Work to be completed: Copy all the material below, exactly as it stands.

(A run of records)
━━━━━━━━━━━━━━━━━━━━━━━━━━━━━━

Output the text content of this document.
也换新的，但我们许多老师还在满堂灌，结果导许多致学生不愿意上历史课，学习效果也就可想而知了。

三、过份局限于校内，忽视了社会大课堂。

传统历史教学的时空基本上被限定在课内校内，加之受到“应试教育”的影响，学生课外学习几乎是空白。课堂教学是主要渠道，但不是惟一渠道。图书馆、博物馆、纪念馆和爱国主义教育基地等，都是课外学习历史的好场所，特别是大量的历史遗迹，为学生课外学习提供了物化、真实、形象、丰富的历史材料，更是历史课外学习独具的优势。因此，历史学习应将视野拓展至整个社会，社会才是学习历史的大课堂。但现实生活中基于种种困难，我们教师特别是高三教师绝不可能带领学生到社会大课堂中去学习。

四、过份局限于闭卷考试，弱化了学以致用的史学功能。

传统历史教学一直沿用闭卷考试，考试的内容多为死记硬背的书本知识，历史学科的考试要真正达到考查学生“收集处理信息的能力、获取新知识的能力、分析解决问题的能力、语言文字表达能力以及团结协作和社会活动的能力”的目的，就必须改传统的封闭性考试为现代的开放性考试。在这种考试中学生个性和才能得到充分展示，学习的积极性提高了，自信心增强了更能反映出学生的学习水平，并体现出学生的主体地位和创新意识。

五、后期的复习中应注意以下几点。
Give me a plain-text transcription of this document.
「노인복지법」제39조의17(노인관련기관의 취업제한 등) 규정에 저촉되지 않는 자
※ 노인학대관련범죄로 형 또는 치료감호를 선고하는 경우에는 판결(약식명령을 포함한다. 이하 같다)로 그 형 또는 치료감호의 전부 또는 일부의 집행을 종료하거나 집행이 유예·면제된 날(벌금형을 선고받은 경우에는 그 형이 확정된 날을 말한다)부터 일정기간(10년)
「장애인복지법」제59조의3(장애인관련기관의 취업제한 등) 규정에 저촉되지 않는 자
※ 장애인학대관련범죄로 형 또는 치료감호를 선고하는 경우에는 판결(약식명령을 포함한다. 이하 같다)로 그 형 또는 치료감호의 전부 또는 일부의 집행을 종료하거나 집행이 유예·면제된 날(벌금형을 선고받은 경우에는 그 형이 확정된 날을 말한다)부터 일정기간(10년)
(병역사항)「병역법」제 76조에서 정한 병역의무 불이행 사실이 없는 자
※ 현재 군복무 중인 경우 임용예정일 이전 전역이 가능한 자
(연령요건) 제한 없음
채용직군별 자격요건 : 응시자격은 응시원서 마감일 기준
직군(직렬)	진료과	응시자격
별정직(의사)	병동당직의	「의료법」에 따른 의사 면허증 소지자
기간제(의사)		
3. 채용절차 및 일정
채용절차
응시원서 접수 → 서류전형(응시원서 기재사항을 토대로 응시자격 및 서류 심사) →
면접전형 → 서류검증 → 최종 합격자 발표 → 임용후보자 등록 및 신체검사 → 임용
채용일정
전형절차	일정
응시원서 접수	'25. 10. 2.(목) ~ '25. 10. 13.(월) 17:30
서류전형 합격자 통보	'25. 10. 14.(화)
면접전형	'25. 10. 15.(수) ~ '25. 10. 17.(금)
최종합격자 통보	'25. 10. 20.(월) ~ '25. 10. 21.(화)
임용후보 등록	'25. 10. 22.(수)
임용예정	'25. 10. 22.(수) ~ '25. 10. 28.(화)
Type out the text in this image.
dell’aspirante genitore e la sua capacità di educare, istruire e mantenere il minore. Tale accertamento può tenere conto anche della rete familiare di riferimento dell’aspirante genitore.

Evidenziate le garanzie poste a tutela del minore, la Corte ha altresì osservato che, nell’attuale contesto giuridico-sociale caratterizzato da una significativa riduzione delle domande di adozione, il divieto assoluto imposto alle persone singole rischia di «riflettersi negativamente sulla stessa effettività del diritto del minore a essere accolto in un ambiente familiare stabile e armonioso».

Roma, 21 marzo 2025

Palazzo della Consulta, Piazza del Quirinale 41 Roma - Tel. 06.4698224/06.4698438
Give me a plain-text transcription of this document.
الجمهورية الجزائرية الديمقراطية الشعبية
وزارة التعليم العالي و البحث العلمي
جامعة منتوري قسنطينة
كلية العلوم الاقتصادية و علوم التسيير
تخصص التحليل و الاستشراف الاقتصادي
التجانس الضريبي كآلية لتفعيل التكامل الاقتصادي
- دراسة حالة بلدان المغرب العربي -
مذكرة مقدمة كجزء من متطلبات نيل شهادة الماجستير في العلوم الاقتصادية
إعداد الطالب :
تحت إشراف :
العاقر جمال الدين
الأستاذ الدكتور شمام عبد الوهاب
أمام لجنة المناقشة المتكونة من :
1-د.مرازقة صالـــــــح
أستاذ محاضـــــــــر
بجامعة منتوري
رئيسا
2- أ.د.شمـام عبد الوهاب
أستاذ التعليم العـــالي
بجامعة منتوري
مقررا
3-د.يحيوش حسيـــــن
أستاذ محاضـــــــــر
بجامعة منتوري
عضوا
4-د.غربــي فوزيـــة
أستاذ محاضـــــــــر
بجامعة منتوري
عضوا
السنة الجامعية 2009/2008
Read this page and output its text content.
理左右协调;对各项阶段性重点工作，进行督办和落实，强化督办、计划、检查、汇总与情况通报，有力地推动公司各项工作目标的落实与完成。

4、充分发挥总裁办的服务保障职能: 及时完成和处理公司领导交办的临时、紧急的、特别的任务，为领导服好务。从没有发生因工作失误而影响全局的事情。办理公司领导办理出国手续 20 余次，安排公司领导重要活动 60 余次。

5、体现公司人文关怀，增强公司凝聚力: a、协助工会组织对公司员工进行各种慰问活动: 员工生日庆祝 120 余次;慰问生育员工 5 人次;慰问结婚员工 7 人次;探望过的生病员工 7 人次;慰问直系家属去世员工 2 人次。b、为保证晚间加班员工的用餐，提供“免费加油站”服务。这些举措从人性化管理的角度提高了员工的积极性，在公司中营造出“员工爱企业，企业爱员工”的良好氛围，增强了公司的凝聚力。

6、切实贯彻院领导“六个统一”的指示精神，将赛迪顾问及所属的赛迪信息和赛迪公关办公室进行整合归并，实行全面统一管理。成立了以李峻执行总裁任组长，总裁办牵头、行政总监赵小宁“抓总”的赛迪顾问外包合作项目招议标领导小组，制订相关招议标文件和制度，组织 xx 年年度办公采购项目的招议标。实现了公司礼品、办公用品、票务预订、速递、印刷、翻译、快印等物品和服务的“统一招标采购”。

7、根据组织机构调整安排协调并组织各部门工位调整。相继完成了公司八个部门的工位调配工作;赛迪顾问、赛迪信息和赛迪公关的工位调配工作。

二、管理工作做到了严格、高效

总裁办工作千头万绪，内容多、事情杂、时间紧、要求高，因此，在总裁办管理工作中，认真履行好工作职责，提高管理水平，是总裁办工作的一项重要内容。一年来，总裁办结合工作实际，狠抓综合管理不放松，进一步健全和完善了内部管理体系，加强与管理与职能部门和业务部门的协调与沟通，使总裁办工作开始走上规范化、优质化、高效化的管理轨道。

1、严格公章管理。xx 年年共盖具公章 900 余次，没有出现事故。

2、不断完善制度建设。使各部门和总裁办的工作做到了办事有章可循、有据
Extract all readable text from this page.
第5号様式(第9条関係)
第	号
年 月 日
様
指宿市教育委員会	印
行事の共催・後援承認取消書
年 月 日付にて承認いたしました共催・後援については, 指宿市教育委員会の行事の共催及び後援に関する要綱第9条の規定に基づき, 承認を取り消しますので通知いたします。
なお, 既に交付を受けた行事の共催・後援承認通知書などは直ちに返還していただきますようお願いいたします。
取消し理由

━━━━━━━━━━━━━━━━━━━━━━━━━━━━━━

Answer for the task:
Output the text content of this document.
也换新的，但我们许多老师还在满堂灌，结果导许多致学生不愿意上历史课，学习效果也就可想而知了。

三、过份局限于校内，忽视了社会大课堂。

传统历史教学的时空基本上被限定在课内校内，加之受到“应试教育”的影响，学生课外学习几乎是空白。课堂教学是主要渠道，但不是惟一渠道。图书馆、博物馆、纪念馆和爱国主义教育基地等，都是课外学习历史的好场所，特别是大量的历史遗迹，为学生课外学习提供了物化、真实、形象、丰富的历史材料，更是历史课外学习独具的优势。因此，历史学习应将视野拓展至整个社会，社会才是学习历史的大课堂。但现实生活中基于种种困难，我们教师特别是高三教师绝不可能带领学生到社会大课堂中去学习。

四、过份局限于闭卷考试，弱化了学以致用的史学功能。

传统历史教学一直沿用闭卷考试，考试的内容多为死记硬背的书本知识，历史学科的考试要真正达到考查学生“收集处理信息的能力、获取新知识的能力、分析解决问题的能力、语言文字表达能力以及团结协作和社会活动的能力”的目的，就必须改传统的封闭性考试为现代的开放性考试。在这种考试中学生个性和才能得到充分展示，学习的积极性提高了，自信心增强了更能反映出学生的学习水平，并体现出学生的主体地位和创新意识。

五、后期的复习中应注意以下几点。
Give me a plain-text transcription of this document.
「노인복지법」제39조의17(노인관련기관의 취업제한 등) 규정에 저촉되지 않는 자
※ 노인학대관련범죄로 형 또는 치료감호를 선고하는 경우에는 판결(약식명령을 포함한다. 이하 같다)로 그 형 또는 치료감호의 전부 또는 일부의 집행을 종료하거나 집행이 유예·면제된 날(벌금형을 선고받은 경우에는 그 형이 확정된 날을 말한다)부터 일정기간(10년)
「장애인복지법」제59조의3(장애인관련기관의 취업제한 등) 규정에 저촉되지 않는 자
※ 장애인학대관련범죄로 형 또는 치료감호를 선고하는 경우에는 판결(약식명령을 포함한다. 이하 같다)로 그 형 또는 치료감호의 전부 또는 일부의 집행을 종료하거나 집행이 유예·면제된 날(벌금형을 선고받은 경우에는 그 형이 확정된 날을 말한다)부터 일정기간(10년)
(병역사항)「병역법」제 76조에서 정한 병역의무 불이행 사실이 없는 자
※ 현재 군복무 중인 경우 임용예정일 이전 전역이 가능한 자
(연령요건) 제한 없음
채용직군별 자격요건 : 응시자격은 응시원서 마감일 기준
직군(직렬)	진료과	응시자격
별정직(의사)	병동당직의	「의료법」에 따른 의사 면허증 소지자
기간제(의사)		
3. 채용절차 및 일정
채용절차
응시원서 접수 → 서류전형(응시원서 기재사항을 토대로 응시자격 및 서류 심사) →
면접전형 → 서류검증 → 최종 합격자 발표 → 임용후보자 등록 및 신체검사 → 임용
채용일정
전형절차	일정
응시원서 접수	'25. 10. 2.(목) ~ '25. 10. 13.(월) 17:30
서류전형 합격자 통보	'25. 10. 14.(화)
면접전형	'25. 10. 15.(수) ~ '25. 10. 17.(금)
최종합격자 통보	'25. 10. 20.(월) ~ '25. 10. 21.(화)
임용후보 등록	'25. 10. 22.(수)
임용예정	'25. 10. 22.(수) ~ '25. 10. 28.(화)
Type out the text in this image.
dell’aspirante genitore e la sua capacità di educare, istruire e mantenere il minore. Tale accertamento può tenere conto anche della rete familiare di riferimento dell’aspirante genitore.

Evidenziate le garanzie poste a tutela del minore, la Corte ha altresì osservato che, nell’attuale contesto giuridico-sociale caratterizzato da una significativa riduzione delle domande di adozione, il divieto assoluto imposto alle persone singole rischia di «riflettersi negativamente sulla stessa effettività del diritto del minore a essere accolto in un ambiente familiare stabile e armonioso».

Roma, 21 marzo 2025

Palazzo della Consulta, Piazza del Quirinale 41 Roma - Tel. 06.4698224/06.4698438
Give me a plain-text transcription of this document.
الجمهورية الجزائرية الديمقراطية الشعبية
وزارة التعليم العالي و البحث العلمي
جامعة منتوري قسنطينة
كلية العلوم الاقتصادية و علوم التسيير
تخصص التحليل و الاستشراف الاقتصادي
التجانس الضريبي كآلية لتفعيل التكامل الاقتصادي
- دراسة حالة بلدان المغرب العربي -
مذكرة مقدمة كجزء من متطلبات نيل شهادة الماجستير في العلوم الاقتصادية
إعداد الطالب :
تحت إشراف :
العاقر جمال الدين
الأستاذ الدكتور شمام عبد الوهاب
أمام لجنة المناقشة المتكونة من :
1-د.مرازقة صالـــــــح
أستاذ محاضـــــــــر
بجامعة منتوري
رئيسا
2- أ.د.شمـام عبد الوهاب
أستاذ التعليم العـــالي
بجامعة منتوري
مقررا
3-د.يحيوش حسيـــــن
أستاذ محاضـــــــــر
بجامعة منتوري
عضوا
4-د.غربــي فوزيـــة
أستاذ محاضـــــــــر
بجامعة منتوري
عضوا
السنة الجامعية 2009/2008
Read this page and output its text content.
理左右协调;对各项阶段性重点工作，进行督办和落实，强化督办、计划、检查、汇总与情况通报，有力地推动公司各项工作目标的落实与完成。

4、充分发挥总裁办的服务保障职能: 及时完成和处理公司领导交办的临时、紧急的、特别的任务，为领导服好务。从没有发生因工作失误而影响全局的事情。办理公司领导办理出国手续 20 余次，安排公司领导重要活动 60 余次。

5、体现公司人文关怀，增强公司凝聚力: a、协助工会组织对公司员工进行各种慰问活动: 员工生日庆祝 120 余次;慰问生育员工 5 人次;慰问结婚员工 7 人次;探望过的生病员工 7 人次;慰问直系家属去世员工 2 人次。b、为保证晚间加班员工的用餐，提供“免费加油站”服务。这些举措从人性化管理的角度提高了员工的积极性，在公司中营造出“员工爱企业，企业爱员工”的良好氛围，增强了公司的凝聚力。

6、切实贯彻院领导“六个统一”的指示精神，将赛迪顾问及所属的赛迪信息和赛迪公关办公室进行整合归并，实行全面统一管理。成立了以李峻执行总裁任组长，总裁办牵头、行政总监赵小宁“抓总”的赛迪顾问外包合作项目招议标领导小组，制订相关招议标文件和制度，组织 xx 年年度办公采购项目的招议标。实现了公司礼品、办公用品、票务预订、速递、印刷、翻译、快印等物品和服务的“统一招标采购”。

7、根据组织机构调整安排协调并组织各部门工位调整。相继完成了公司八个部门的工位调配工作;赛迪顾问、赛迪信息和赛迪公关的工位调配工作。

二、管理工作做到了严格、高效

总裁办工作千头万绪，内容多、事情杂、时间紧、要求高，因此，在总裁办管理工作中，认真履行好工作职责，提高管理水平，是总裁办工作的一项重要内容。一年来，总裁办结合工作实际，狠抓综合管理不放松，进一步健全和完善了内部管理体系，加强与管理与职能部门和业务部门的协调与沟通，使总裁办工作开始走上规范化、优质化、高效化的管理轨道。

1、严格公章管理。xx 年年共盖具公章 900 余次，没有出现事故。

2、不断完善制度建设。使各部门和总裁办的工作做到了办事有章可循、有据
Extract all readable text from this page.
第5号様式(第9条関係)
第	号
年 月 日
様
指宿市教育委員会	印
行事の共催・後援承認取消書
年 月 日付にて承認いたしました共催・後援については, 指宿市教育委員会の行事の共催及び後援に関する要綱第9条の規定に基づき, 承認を取り消しますので通知いたします。
なお, 既に交付を受けた行事の共催・後援承認通知書などは直ちに返還していただきますようお願いいたします。
取消し理由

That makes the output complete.